— begin Given records —

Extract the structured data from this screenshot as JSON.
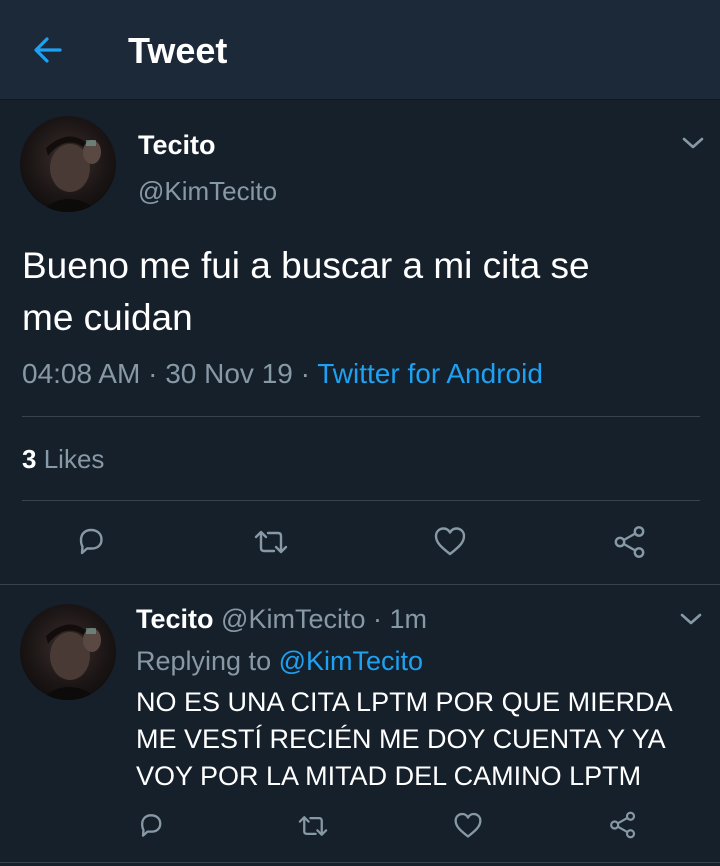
{
  "header": {
    "title": "Tweet"
  },
  "tweet": {
    "display_name": "Tecito",
    "handle": "@KimTecito",
    "text_line1": "Bueno me fui a buscar a mi cita se",
    "text_line2": "me cuidan",
    "time": "04:08 AM",
    "date": "30 Nov 19",
    "separator": "·",
    "source": "Twitter for Android",
    "likes_count": "3",
    "likes_label": "Likes"
  },
  "reply": {
    "display_name": "Tecito",
    "handle": "@KimTecito",
    "time_ago": "1m",
    "separator": "·",
    "replying_label": "Replying to",
    "replying_to": "@KimTecito",
    "text_line1": "NO ES UNA CITA LPTM POR QUE MIERDA",
    "text_line2": "ME VESTÍ RECIÉN ME DOY CUENTA Y YA",
    "text_line3": "VOY POR LA MITAD DEL CAMINO LPTM"
  },
  "colors": {
    "background": "#15202b",
    "header_background": "#1c2938",
    "accent": "#1da1f2",
    "secondary_text": "#8899a6",
    "divider": "#38444d"
  },
  "icons": [
    "back-arrow-icon",
    "chevron-down-icon",
    "reply-icon",
    "retweet-icon",
    "like-icon",
    "share-icon"
  ]
}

— end Given records —

Exercise => Find the lines above holding the word "LPTM" and show them.

Complete answer =>
    "text_line1": "NO ES UNA CITA LPTM POR QUE MIERDA",
    "text_line3": "VOY POR LA MITAD DEL CAMINO LPTM"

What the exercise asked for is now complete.